WRITTEN TASK:
Return all the data, word for word.

Data listing
** Start **

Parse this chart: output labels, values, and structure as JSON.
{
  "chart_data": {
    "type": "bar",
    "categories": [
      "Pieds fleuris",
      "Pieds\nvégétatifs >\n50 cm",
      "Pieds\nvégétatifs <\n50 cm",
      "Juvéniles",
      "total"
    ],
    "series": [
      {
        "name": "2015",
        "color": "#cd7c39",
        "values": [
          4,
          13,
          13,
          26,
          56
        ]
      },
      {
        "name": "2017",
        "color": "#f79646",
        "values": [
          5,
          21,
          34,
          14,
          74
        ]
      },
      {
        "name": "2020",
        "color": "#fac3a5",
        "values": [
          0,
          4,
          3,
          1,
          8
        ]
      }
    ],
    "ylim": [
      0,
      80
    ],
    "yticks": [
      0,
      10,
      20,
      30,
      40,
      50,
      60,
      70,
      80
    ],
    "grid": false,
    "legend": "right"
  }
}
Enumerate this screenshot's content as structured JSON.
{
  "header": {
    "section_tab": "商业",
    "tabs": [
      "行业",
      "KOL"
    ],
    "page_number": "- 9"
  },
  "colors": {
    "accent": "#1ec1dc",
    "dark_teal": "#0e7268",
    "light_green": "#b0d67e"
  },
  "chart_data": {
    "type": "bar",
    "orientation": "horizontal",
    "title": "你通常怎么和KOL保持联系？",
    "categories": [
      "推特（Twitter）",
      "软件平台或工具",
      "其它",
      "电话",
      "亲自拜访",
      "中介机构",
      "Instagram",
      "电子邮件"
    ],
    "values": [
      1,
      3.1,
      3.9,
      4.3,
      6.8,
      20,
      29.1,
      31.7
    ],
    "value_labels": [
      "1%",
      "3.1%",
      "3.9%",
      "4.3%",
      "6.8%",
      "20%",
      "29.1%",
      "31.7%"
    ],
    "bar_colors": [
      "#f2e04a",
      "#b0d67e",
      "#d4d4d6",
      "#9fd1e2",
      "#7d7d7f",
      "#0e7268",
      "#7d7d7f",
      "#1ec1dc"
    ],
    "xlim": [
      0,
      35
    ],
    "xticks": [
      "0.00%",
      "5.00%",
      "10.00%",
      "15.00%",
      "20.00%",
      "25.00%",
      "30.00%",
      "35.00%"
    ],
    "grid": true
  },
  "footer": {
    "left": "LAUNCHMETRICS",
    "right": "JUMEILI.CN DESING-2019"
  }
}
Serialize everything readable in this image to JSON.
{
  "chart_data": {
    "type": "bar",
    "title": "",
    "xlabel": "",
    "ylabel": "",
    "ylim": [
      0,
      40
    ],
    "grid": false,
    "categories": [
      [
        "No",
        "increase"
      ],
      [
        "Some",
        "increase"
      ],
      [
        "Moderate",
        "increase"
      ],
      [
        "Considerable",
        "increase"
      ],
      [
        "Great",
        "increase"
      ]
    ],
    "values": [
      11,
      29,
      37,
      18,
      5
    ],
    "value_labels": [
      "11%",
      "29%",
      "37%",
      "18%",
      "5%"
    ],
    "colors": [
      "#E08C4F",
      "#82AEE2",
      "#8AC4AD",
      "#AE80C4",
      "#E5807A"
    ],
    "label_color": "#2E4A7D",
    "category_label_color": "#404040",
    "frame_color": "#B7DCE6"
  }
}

** End **

SOLVED PROBLEM:
Parse this chart: output labels, values, and structure as JSON.
{
  "chart_data": {
    "type": "bar",
    "categories": [
      "Pieds fleuris",
      "Pieds\nvégétatifs >\n50 cm",
      "Pieds\nvégétatifs <\n50 cm",
      "Juvéniles",
      "total"
    ],
    "series": [
      {
        "name": "2015",
        "color": "#cd7c39",
        "values": [
          4,
          13,
          13,
          26,
          56
        ]
      },
      {
        "name": "2017",
        "color": "#f79646",
        "values": [
          5,
          21,
          34,
          14,
          74
        ]
      },
      {
        "name": "2020",
        "color": "#fac3a5",
        "values": [
          0,
          4,
          3,
          1,
          8
        ]
      }
    ],
    "ylim": [
      0,
      80
    ],
    "yticks": [
      0,
      10,
      20,
      30,
      40,
      50,
      60,
      70,
      80
    ],
    "grid": false,
    "legend": "right"
  }
}
Enumerate this screenshot's content as structured JSON.
{
  "header": {
    "section_tab": "商业",
    "tabs": [
      "行业",
      "KOL"
    ],
    "page_number": "- 9"
  },
  "colors": {
    "accent": "#1ec1dc",
    "dark_teal": "#0e7268",
    "light_green": "#b0d67e"
  },
  "chart_data": {
    "type": "bar",
    "orientation": "horizontal",
    "title": "你通常怎么和KOL保持联系？",
    "categories": [
      "推特（Twitter）",
      "软件平台或工具",
      "其它",
      "电话",
      "亲自拜访",
      "中介机构",
      "Instagram",
      "电子邮件"
    ],
    "values": [
      1,
      3.1,
      3.9,
      4.3,
      6.8,
      20,
      29.1,
      31.7
    ],
    "value_labels": [
      "1%",
      "3.1%",
      "3.9%",
      "4.3%",
      "6.8%",
      "20%",
      "29.1%",
      "31.7%"
    ],
    "bar_colors": [
      "#f2e04a",
      "#b0d67e",
      "#d4d4d6",
      "#9fd1e2",
      "#7d7d7f",
      "#0e7268",
      "#7d7d7f",
      "#1ec1dc"
    ],
    "xlim": [
      0,
      35
    ],
    "xticks": [
      "0.00%",
      "5.00%",
      "10.00%",
      "15.00%",
      "20.00%",
      "25.00%",
      "30.00%",
      "35.00%"
    ],
    "grid": true
  },
  "footer": {
    "left": "LAUNCHMETRICS",
    "right": "JUMEILI.CN DESING-2019"
  }
}
Serialize everything readable in this image to JSON.
{
  "chart_data": {
    "type": "bar",
    "title": "",
    "xlabel": "",
    "ylabel": "",
    "ylim": [
      0,
      40
    ],
    "grid": false,
    "categories": [
      [
        "No",
        "increase"
      ],
      [
        "Some",
        "increase"
      ],
      [
        "Moderate",
        "increase"
      ],
      [
        "Considerable",
        "increase"
      ],
      [
        "Great",
        "increase"
      ]
    ],
    "values": [
      11,
      29,
      37,
      18,
      5
    ],
    "value_labels": [
      "11%",
      "29%",
      "37%",
      "18%",
      "5%"
    ],
    "colors": [
      "#E08C4F",
      "#82AEE2",
      "#8AC4AD",
      "#AE80C4",
      "#E5807A"
    ],
    "label_color": "#2E4A7D",
    "category_label_color": "#404040",
    "frame_color": "#B7DCE6"
  }
}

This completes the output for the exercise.